Information supplied:
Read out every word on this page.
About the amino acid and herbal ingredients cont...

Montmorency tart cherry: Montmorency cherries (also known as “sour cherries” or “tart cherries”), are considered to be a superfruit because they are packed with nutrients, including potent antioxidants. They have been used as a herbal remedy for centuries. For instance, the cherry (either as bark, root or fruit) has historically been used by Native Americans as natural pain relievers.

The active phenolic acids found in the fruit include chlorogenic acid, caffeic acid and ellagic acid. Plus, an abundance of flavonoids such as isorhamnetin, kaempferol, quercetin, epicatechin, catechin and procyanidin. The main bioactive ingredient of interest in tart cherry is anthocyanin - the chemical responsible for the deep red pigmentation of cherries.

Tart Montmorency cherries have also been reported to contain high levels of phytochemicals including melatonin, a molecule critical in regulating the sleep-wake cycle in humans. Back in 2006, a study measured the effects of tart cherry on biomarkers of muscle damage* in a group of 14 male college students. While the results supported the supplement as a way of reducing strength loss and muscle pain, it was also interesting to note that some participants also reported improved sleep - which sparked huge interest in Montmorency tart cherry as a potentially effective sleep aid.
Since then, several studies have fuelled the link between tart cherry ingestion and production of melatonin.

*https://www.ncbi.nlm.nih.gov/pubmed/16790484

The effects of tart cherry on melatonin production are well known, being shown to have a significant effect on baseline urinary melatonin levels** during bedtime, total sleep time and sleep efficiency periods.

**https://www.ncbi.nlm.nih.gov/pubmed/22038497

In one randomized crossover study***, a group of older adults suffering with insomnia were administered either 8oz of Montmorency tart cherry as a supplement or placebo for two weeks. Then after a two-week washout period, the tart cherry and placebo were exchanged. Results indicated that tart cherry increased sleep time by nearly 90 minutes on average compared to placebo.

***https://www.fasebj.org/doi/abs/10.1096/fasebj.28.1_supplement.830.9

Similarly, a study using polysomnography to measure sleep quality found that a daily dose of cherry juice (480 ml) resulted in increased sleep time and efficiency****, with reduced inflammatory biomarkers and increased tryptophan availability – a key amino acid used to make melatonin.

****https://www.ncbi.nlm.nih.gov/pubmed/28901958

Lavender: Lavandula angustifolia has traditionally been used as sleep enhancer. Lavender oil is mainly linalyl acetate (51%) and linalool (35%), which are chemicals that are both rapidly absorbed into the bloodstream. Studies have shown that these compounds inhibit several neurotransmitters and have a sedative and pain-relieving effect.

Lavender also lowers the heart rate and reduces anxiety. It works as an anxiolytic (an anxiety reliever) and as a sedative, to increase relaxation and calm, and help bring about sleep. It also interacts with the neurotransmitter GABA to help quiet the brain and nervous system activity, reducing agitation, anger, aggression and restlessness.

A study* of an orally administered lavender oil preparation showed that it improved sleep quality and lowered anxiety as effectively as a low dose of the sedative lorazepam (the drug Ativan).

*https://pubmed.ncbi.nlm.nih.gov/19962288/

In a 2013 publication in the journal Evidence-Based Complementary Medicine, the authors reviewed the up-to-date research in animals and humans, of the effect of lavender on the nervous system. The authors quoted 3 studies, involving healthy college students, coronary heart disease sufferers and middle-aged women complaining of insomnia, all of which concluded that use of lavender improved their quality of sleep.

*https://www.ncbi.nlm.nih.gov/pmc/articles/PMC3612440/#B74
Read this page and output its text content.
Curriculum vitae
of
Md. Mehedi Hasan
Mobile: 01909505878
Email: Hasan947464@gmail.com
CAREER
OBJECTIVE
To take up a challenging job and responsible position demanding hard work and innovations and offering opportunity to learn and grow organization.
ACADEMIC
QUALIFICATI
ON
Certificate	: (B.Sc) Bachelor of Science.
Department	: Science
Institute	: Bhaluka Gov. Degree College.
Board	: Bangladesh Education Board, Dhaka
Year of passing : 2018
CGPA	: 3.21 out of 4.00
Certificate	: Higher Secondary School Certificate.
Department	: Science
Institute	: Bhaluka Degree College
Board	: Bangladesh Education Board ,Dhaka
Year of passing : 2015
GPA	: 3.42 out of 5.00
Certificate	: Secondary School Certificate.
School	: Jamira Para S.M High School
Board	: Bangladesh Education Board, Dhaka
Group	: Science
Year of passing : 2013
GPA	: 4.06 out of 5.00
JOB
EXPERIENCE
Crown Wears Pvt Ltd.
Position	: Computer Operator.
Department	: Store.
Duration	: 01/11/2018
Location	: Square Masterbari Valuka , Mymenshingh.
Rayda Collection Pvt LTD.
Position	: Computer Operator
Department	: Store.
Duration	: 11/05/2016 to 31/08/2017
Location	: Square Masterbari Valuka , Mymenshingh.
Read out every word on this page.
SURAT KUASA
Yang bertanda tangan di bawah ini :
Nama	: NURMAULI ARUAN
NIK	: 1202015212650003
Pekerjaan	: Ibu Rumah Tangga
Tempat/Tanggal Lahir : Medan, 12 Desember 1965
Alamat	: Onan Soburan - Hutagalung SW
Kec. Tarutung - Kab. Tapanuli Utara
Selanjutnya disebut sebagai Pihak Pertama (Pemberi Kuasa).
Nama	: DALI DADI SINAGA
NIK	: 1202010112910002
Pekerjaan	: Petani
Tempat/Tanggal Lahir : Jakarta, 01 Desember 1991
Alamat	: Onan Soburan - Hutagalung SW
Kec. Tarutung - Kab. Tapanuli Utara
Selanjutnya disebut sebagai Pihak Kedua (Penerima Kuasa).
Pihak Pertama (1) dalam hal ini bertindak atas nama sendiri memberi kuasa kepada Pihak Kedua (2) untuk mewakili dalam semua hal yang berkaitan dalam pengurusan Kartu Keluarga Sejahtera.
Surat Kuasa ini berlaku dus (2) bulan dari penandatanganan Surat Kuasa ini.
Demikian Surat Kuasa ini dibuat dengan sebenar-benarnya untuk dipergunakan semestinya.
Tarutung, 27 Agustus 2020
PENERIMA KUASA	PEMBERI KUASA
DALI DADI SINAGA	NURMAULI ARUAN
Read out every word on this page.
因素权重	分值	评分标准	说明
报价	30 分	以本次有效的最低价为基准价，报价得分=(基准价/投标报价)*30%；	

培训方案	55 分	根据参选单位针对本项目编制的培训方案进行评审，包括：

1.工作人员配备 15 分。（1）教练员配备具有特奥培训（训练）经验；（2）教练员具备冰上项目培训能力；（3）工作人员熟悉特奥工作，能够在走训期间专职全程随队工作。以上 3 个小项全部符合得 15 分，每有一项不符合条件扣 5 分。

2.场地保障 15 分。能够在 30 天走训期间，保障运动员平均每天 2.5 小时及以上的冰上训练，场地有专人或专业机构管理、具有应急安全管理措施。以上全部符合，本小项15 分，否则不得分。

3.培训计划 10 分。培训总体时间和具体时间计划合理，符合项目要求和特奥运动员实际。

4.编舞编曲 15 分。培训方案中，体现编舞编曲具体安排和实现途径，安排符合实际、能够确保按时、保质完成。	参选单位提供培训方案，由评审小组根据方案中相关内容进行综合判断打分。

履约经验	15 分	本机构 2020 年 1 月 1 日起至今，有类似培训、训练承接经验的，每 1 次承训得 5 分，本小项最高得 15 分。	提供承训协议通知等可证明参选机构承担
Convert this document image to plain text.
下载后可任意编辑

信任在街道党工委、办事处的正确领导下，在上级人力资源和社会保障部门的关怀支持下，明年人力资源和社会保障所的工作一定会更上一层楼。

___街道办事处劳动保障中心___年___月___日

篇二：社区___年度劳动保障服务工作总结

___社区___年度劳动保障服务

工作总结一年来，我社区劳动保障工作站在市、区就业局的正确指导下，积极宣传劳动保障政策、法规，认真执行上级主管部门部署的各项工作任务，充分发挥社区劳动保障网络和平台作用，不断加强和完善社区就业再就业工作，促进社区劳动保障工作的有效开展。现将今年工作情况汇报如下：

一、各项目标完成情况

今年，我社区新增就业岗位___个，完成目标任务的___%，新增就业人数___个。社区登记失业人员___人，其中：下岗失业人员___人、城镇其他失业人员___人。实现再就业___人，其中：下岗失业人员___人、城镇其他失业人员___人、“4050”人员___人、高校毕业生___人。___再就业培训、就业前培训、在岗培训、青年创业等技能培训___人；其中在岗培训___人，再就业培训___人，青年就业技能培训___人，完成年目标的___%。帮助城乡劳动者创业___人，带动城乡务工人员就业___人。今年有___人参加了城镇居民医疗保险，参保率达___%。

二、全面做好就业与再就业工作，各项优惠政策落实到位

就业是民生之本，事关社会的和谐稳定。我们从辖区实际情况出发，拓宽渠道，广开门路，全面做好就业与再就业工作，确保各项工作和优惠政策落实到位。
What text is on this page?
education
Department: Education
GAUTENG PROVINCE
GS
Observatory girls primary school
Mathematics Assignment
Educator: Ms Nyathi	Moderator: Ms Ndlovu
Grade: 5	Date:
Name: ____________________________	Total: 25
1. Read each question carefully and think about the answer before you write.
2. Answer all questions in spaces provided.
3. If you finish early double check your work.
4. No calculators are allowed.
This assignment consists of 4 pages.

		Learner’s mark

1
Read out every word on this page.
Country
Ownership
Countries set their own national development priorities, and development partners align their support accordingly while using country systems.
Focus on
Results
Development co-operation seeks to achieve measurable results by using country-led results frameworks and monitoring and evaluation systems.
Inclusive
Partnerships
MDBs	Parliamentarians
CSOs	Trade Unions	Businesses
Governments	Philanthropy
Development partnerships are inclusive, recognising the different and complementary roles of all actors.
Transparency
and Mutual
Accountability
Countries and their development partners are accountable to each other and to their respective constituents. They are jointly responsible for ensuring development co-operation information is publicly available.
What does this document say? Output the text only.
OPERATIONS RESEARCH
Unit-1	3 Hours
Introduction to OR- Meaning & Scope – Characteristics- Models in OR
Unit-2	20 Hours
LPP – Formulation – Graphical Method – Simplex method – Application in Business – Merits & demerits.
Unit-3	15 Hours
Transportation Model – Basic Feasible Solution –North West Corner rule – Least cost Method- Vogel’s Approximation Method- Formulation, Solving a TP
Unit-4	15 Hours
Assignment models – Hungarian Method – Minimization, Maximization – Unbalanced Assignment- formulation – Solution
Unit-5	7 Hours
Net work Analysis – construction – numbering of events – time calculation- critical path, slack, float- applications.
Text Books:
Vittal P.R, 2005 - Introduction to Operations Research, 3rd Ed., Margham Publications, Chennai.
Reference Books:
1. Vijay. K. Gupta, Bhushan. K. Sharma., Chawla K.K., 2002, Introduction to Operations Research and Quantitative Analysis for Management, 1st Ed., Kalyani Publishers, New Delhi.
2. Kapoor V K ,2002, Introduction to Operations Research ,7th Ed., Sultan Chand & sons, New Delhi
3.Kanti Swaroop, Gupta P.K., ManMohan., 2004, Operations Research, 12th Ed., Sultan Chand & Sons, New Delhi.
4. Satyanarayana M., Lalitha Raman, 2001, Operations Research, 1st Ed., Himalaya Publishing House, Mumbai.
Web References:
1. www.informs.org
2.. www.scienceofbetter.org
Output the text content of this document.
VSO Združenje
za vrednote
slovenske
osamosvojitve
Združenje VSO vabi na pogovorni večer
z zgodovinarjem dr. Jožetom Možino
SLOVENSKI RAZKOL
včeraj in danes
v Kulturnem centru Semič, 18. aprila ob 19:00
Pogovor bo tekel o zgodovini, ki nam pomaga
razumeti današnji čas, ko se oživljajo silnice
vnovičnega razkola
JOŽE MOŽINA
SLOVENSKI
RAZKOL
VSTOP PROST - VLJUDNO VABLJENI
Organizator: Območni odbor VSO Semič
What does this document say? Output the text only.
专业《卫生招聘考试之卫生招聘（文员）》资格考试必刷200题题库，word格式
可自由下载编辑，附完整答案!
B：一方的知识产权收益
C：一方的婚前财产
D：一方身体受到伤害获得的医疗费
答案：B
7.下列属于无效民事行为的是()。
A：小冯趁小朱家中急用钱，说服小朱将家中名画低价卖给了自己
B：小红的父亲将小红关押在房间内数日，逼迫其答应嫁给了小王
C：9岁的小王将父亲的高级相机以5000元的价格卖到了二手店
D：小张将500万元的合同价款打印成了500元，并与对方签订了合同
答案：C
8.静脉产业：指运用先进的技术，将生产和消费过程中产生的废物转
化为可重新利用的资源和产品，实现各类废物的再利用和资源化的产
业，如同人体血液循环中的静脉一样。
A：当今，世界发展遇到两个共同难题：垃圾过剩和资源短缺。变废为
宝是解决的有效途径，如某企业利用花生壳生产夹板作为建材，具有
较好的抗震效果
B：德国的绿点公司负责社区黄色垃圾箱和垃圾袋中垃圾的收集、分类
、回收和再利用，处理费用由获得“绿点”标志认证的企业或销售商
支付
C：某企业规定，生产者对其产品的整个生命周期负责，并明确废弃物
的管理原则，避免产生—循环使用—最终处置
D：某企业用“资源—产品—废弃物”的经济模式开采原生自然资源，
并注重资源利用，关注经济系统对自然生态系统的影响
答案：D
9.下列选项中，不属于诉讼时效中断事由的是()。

Exercise description: Pick out each line containing "study" and report it.

Written solution:
Tart Montmorency cherries have also been reported to contain high levels of phytochemicals including melatonin, a molecule critical in regulating the sleep-wake cycle in humans. Back in 2006, a study measured the effects of tart cherry on biomarkers of muscle damage* in a group of 14 male college students. While the results supported the supplement as a way of reducing strength loss and muscle pain, it was also interesting to note that some participants also reported improved sleep - which sparked huge interest in Montmorency tart cherry as a potentially effective sleep aid.
In one randomized crossover study***, a group of older adults suffering with insomnia were administered either 8oz of Montmorency tart cherry as a supplement or placebo for two weeks. Then after a two-week washout period, the tart cherry and placebo were exchanged. Results indicated that tart cherry increased sleep time by nearly 90 minutes on average compared to placebo.
Similarly, a study using polysomnography to measure sleep quality found that a daily dose of cherry juice (480 ml) resulted in increased sleep time and efficiency****, with reduced inflammatory biomarkers and increased tryptophan availability – a key amino acid used to make melatonin.
A study* of an orally administered lavender oil preparation showed that it improved sleep quality and lowered anxiety as effectively as a low dose of the sedative lorazepam (the drug Ativan).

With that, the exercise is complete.